**THE PROBLEM**
Rewrite the data from the line that has "660, 204, 708]" through the line that has "list-item: • Feedback", replacing "bullet-icon" with "bullet-mark" and leaving everything else unchanged.
** begin INPUT FOR THIS TASK **
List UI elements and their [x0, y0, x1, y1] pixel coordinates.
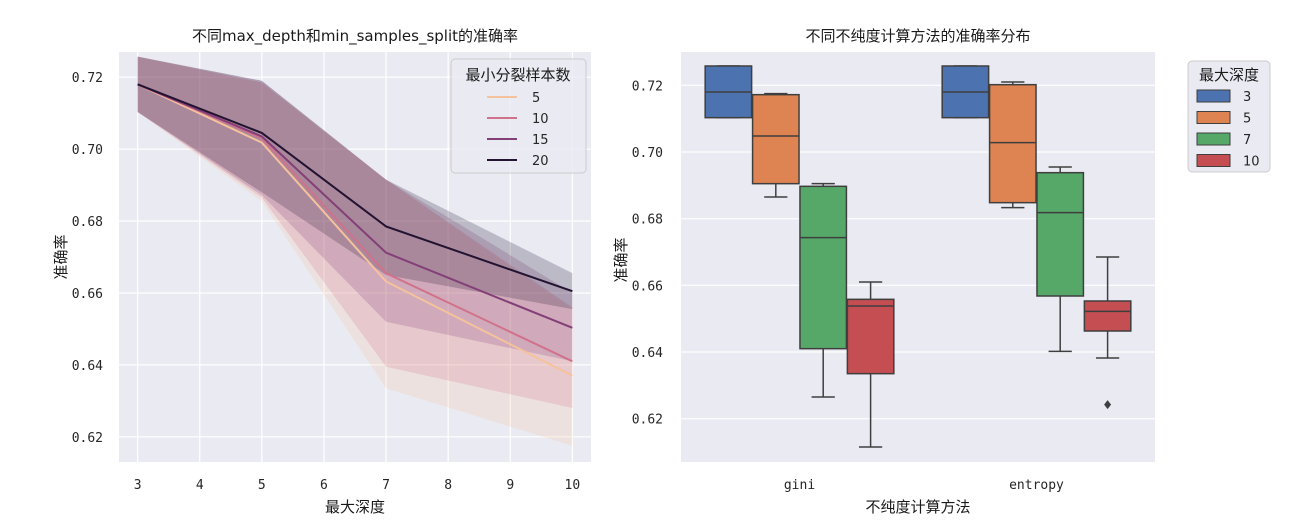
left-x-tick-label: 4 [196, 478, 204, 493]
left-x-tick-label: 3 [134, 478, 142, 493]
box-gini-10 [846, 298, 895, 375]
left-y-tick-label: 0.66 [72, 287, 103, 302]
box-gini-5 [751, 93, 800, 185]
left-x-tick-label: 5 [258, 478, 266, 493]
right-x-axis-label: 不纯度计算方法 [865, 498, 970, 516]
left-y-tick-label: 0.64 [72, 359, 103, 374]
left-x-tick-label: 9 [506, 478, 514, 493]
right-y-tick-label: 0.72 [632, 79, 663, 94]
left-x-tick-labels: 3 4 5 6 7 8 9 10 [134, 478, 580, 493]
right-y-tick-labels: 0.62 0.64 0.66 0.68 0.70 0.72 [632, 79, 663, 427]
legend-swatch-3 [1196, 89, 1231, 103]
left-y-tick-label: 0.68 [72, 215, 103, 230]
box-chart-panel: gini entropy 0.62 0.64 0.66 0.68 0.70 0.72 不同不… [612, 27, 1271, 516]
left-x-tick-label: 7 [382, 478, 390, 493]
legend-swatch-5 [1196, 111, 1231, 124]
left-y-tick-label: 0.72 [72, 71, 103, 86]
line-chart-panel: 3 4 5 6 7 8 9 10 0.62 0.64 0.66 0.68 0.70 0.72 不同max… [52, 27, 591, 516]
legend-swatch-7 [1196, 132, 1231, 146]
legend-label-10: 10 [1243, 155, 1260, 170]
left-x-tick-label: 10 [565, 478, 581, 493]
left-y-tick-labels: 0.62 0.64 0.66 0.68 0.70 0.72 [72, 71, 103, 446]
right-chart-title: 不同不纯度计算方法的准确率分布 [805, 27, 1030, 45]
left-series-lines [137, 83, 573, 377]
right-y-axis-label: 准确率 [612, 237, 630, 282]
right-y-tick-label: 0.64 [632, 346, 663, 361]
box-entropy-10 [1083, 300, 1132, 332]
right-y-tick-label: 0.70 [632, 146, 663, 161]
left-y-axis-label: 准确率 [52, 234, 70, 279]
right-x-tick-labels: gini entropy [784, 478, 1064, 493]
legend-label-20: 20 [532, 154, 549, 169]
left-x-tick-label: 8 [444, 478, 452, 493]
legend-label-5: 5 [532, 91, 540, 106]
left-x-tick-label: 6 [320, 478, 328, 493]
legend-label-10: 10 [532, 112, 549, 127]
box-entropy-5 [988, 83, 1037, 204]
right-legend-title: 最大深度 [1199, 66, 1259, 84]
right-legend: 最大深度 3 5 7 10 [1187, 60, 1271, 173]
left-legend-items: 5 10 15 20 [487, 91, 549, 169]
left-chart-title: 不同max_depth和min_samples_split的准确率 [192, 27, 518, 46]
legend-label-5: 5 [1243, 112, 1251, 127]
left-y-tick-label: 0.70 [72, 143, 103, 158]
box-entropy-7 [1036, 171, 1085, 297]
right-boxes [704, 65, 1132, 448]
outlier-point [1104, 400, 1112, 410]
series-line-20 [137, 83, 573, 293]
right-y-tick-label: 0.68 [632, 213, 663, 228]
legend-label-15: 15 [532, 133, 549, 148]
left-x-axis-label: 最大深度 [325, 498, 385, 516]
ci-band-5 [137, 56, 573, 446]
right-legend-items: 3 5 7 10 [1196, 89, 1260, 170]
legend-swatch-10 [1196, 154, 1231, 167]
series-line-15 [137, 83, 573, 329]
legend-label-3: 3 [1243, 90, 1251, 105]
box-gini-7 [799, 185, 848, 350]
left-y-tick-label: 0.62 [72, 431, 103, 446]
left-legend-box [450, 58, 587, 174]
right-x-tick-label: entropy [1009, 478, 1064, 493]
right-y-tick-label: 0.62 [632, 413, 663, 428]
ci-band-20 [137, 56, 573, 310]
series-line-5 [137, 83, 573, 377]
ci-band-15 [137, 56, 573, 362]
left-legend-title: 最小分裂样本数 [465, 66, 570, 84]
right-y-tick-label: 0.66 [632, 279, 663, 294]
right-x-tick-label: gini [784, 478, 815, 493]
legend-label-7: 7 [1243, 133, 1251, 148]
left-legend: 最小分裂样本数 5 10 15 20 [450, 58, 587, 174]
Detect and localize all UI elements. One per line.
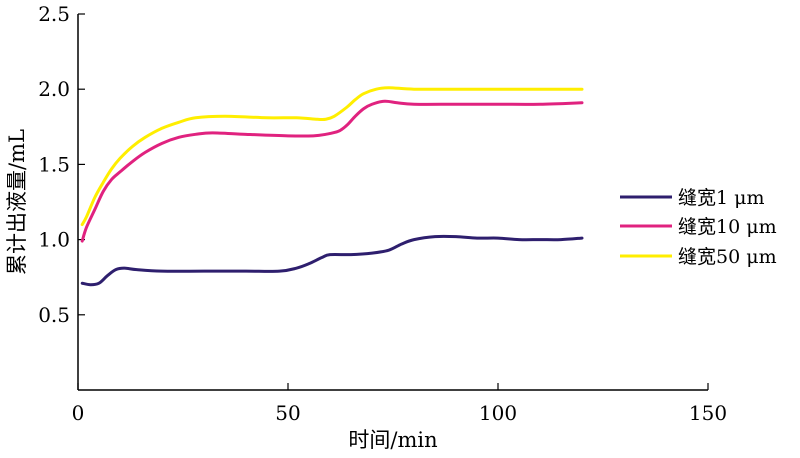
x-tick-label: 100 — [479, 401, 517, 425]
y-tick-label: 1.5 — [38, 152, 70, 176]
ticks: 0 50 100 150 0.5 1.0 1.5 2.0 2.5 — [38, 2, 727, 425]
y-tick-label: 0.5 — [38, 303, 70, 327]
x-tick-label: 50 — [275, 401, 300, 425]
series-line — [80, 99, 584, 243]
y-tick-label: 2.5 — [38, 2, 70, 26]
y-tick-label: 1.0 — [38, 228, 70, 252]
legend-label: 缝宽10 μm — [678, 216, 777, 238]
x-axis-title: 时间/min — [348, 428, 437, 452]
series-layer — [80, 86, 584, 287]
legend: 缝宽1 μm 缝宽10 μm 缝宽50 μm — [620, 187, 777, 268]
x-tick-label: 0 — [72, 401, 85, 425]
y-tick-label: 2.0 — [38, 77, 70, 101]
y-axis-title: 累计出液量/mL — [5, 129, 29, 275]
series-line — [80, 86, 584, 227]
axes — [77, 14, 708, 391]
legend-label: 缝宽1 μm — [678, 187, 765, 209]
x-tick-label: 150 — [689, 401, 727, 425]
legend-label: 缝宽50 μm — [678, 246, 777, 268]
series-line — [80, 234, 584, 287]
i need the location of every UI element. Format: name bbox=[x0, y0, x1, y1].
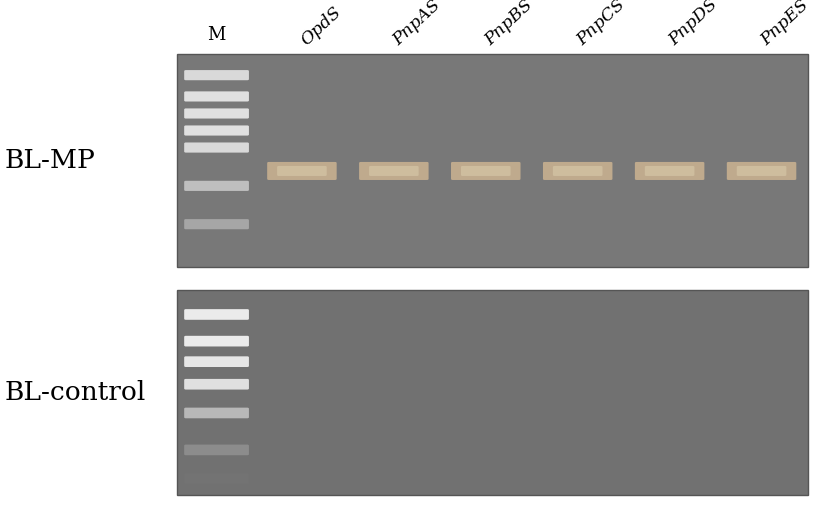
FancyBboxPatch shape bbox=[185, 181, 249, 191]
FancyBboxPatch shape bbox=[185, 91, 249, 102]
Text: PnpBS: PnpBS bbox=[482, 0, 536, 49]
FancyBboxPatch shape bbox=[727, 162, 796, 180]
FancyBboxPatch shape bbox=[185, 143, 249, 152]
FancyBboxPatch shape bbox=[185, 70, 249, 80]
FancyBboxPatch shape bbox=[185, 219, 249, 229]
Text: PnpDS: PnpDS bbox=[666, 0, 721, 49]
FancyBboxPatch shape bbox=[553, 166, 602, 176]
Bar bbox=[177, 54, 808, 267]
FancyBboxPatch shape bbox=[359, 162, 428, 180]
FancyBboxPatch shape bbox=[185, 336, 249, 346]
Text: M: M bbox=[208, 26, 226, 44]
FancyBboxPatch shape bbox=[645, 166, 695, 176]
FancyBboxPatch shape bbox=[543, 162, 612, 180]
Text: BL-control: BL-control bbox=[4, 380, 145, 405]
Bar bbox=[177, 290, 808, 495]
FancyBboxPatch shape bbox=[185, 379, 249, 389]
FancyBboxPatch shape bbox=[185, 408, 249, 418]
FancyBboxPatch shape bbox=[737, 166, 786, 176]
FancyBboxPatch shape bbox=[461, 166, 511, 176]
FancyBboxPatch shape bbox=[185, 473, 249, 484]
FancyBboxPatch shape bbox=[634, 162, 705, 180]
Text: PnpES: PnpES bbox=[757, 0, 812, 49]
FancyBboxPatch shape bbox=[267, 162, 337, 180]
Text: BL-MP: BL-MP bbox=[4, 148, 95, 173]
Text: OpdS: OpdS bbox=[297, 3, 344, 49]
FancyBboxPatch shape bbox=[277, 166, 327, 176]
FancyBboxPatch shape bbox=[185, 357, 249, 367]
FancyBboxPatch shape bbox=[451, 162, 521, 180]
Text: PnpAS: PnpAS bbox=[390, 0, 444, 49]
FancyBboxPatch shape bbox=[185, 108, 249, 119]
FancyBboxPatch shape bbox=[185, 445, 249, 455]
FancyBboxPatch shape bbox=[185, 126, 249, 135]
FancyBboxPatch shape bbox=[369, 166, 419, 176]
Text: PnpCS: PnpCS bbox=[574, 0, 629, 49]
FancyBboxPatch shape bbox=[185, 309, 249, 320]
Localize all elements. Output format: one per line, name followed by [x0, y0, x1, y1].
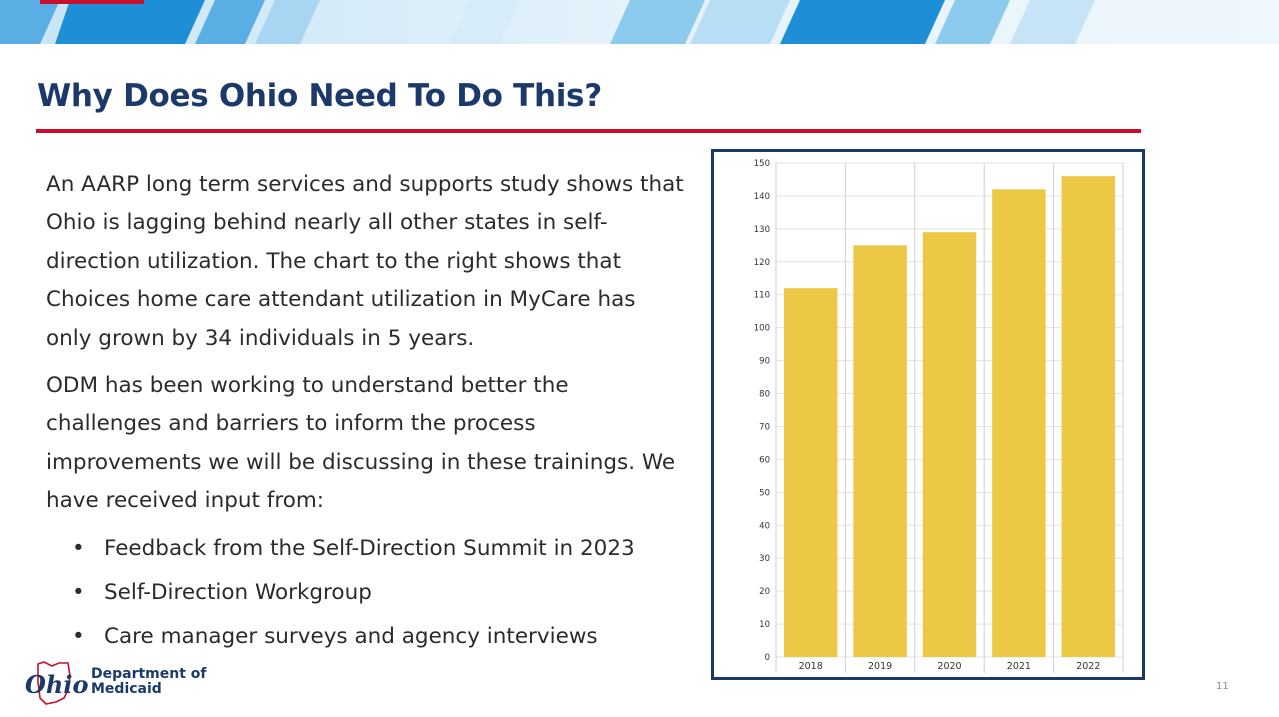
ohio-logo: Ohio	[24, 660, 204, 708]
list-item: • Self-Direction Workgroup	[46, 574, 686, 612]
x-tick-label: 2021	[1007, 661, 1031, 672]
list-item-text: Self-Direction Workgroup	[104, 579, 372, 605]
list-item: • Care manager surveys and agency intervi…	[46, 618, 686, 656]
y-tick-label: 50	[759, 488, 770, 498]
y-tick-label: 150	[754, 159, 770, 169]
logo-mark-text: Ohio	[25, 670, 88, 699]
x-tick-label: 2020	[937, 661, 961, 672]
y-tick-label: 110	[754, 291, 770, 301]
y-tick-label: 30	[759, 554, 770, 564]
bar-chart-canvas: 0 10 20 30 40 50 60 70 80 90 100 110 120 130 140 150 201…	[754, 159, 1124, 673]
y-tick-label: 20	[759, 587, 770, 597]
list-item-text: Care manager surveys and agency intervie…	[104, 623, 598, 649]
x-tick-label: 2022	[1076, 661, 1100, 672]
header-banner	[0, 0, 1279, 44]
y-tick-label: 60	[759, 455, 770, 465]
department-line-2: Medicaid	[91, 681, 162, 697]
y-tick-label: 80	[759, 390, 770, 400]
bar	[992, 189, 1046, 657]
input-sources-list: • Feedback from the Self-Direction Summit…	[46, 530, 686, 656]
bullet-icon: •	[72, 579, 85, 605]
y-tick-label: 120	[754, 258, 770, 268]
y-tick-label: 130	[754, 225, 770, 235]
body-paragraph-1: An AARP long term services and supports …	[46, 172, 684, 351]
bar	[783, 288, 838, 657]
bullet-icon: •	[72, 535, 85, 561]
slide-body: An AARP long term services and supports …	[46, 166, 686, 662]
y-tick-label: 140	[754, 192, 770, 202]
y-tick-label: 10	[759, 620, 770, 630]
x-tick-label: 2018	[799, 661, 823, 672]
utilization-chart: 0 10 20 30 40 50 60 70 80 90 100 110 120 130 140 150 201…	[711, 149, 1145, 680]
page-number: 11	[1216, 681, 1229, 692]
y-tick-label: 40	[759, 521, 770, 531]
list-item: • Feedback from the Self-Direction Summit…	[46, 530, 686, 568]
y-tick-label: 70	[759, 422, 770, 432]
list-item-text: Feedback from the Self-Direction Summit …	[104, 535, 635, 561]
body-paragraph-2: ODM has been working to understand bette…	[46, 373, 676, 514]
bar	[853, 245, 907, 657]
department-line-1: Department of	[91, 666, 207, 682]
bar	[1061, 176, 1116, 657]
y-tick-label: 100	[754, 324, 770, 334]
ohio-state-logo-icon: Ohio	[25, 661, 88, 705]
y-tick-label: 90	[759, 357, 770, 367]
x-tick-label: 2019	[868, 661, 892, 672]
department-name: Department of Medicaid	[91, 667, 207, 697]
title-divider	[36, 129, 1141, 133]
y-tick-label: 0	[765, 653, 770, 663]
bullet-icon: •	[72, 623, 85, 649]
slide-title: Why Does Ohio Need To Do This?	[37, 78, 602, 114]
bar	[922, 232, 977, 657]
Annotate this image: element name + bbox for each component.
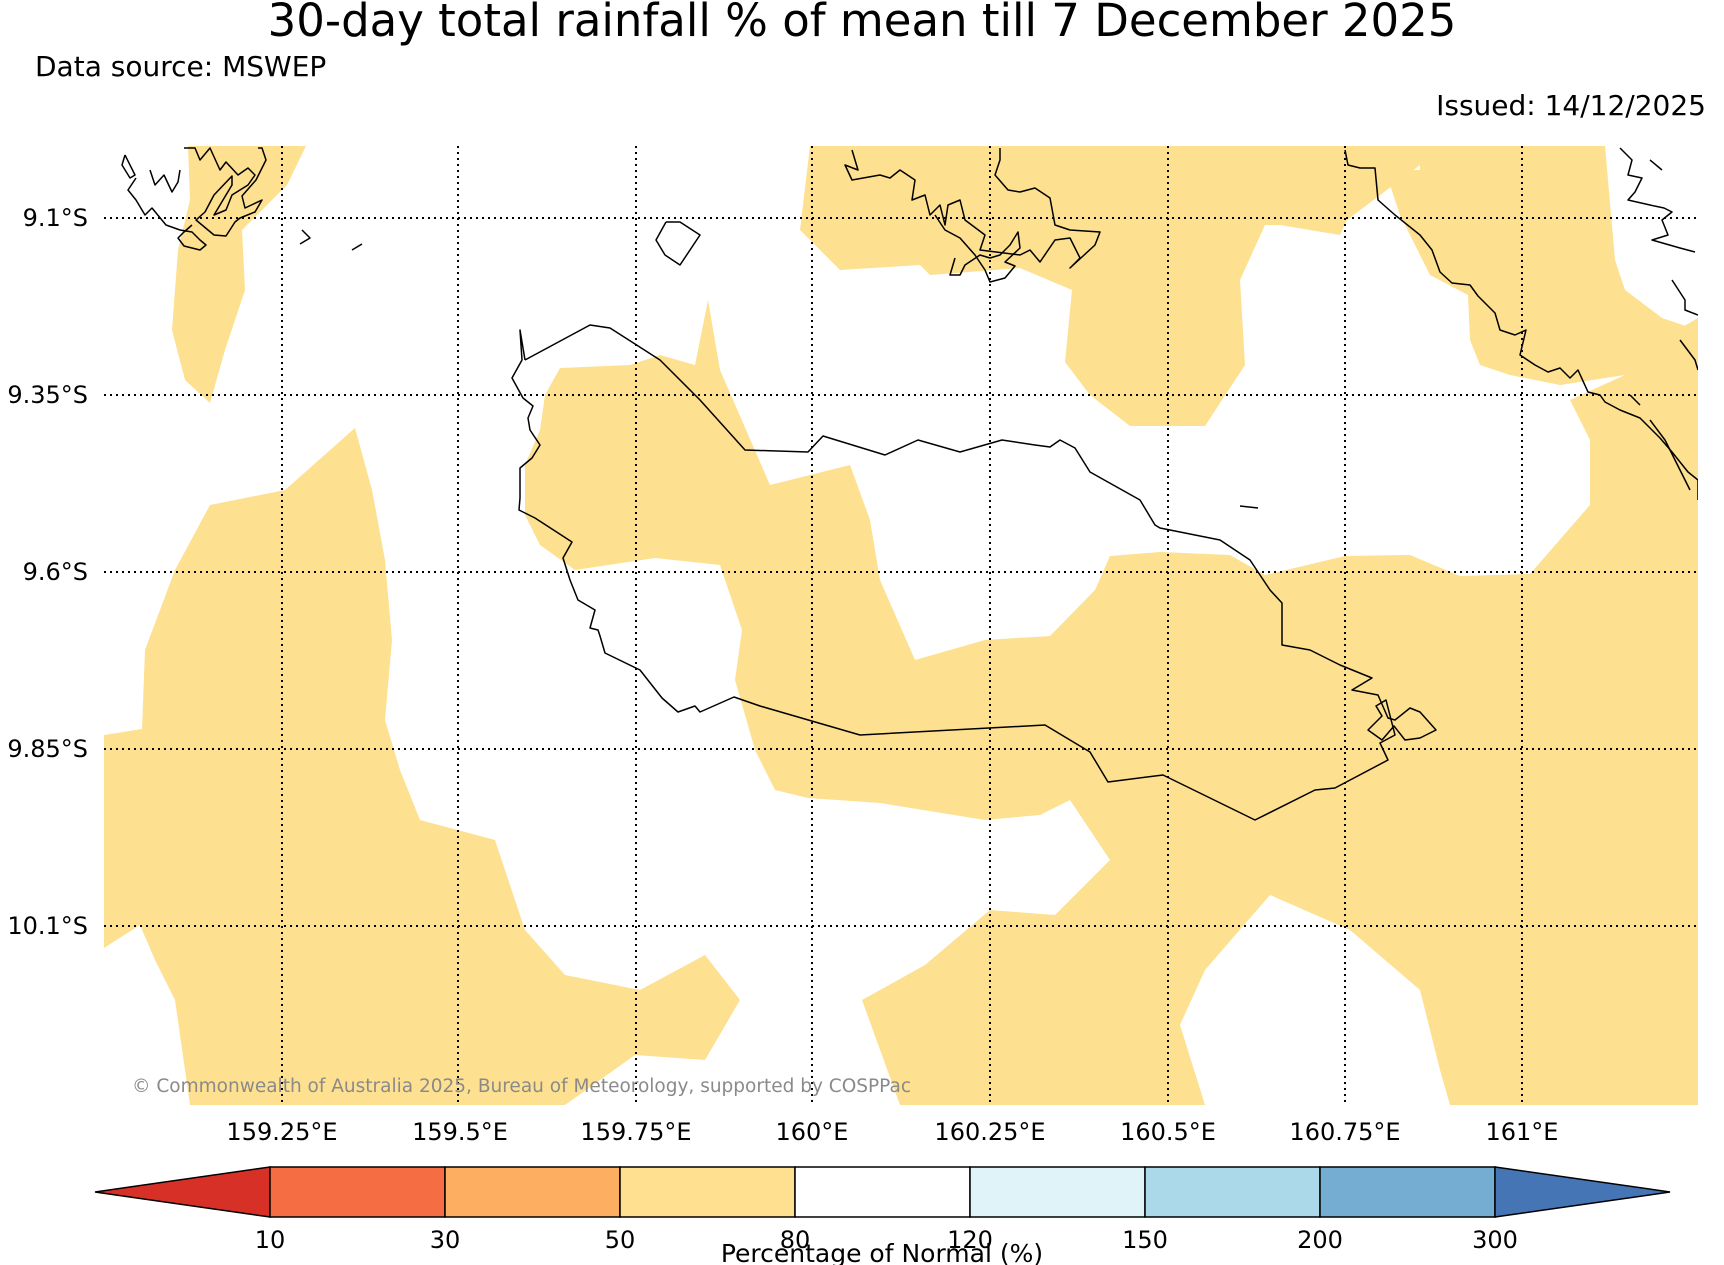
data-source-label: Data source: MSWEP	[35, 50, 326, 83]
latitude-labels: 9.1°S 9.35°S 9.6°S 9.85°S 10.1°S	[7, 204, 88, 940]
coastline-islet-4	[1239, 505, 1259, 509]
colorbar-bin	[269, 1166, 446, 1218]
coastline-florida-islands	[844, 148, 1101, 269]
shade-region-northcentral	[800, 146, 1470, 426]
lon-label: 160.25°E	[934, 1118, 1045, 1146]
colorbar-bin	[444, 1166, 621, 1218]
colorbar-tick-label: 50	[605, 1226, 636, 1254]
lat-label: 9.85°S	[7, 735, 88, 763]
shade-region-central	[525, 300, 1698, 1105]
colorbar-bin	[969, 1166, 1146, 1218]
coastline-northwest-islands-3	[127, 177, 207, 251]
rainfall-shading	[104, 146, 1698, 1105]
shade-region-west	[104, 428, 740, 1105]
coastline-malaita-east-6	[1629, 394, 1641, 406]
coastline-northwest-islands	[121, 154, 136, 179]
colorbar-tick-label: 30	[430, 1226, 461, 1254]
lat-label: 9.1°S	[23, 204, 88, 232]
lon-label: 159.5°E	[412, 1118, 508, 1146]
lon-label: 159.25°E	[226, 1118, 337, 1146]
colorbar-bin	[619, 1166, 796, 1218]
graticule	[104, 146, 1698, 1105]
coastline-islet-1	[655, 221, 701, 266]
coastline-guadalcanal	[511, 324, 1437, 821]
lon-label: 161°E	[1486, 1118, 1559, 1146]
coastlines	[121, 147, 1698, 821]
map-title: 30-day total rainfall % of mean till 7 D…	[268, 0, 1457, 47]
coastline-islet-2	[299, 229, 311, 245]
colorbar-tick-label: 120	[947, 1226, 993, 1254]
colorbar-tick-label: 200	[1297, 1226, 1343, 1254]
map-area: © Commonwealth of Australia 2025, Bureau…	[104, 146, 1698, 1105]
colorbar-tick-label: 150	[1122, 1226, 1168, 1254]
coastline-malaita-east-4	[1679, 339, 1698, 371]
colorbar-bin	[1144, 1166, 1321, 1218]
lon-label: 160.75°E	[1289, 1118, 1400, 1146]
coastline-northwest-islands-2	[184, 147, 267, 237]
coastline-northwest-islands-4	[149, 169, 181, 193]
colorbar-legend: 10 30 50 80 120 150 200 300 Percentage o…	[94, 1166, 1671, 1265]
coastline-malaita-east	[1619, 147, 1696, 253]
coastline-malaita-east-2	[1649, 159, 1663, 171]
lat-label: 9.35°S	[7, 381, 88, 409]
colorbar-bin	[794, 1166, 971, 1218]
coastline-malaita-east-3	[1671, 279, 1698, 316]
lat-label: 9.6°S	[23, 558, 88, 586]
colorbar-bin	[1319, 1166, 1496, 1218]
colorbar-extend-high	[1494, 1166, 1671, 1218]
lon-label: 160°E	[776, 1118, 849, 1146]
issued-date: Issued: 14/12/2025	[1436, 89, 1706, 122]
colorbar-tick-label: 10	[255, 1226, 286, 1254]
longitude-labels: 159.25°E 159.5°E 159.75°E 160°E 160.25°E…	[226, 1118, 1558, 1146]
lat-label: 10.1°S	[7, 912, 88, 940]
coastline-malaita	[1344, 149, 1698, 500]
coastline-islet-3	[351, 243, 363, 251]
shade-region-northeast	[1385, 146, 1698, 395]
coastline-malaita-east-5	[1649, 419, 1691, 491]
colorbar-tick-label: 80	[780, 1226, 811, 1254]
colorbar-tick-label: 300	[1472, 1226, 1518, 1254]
** end INPUT FOR THIS TASK **
**WRITTEN REPLY**
ohio-logo: Ohio	[24, 660, 204, 708]
list-item: • Self-Direction Workgroup	[46, 574, 686, 612]
x-tick-label: 2021	[1007, 661, 1031, 672]
list-item-text: Self-Direction Workgroup	[104, 579, 372, 605]
list-item: • Care manager surveys and agency intervi…	[46, 618, 686, 656]
y-tick-label: 50	[759, 488, 770, 498]
y-tick-label: 150	[754, 159, 770, 169]
logo-mark-text: Ohio	[25, 670, 88, 699]
x-tick-label: 2020	[937, 661, 961, 672]
y-tick-label: 110	[754, 291, 770, 301]
y-tick-label: 30	[759, 554, 770, 564]
bar-chart-canvas: 0 10 20 30 40 50 60 70 80 90 100 110 120 130 140 150 201…	[754, 159, 1124, 673]
y-tick-label: 20	[759, 587, 770, 597]
list-item-text: Care manager surveys and agency intervie…	[104, 623, 598, 649]
x-tick-label: 2022	[1076, 661, 1100, 672]
header-banner	[0, 0, 1279, 44]
y-tick-label: 60	[759, 455, 770, 465]
department-line-2: Medicaid	[91, 681, 162, 697]
y-tick-label: 80	[759, 390, 770, 400]
bar	[992, 189, 1046, 657]
input-sources-list: • Feedback from the Self-Direction Summit…	[46, 530, 686, 656]
bullet-mark: •	[72, 579, 85, 605]
y-tick-label: 120	[754, 258, 770, 268]
y-tick-label: 130	[754, 225, 770, 235]
body-paragraph-1: An AARP long term services and supports …	[46, 172, 684, 351]
bar	[783, 288, 838, 657]
bullet-mark: •	[72, 535, 85, 561]
slide-body: An AARP long term services and supports …	[46, 166, 686, 662]
y-tick-label: 140	[754, 192, 770, 202]
y-tick-label: 10	[759, 620, 770, 630]
x-tick-label: 2018	[799, 661, 823, 672]
utilization-chart: 0 10 20 30 40 50 60 70 80 90 100 110 120 130 140 150 201…	[711, 149, 1145, 680]
page-number: 11	[1216, 681, 1229, 692]
y-tick-label: 40	[759, 521, 770, 531]
list-item: • Feedback from the Self-Direction Summit…	[46, 530, 686, 568]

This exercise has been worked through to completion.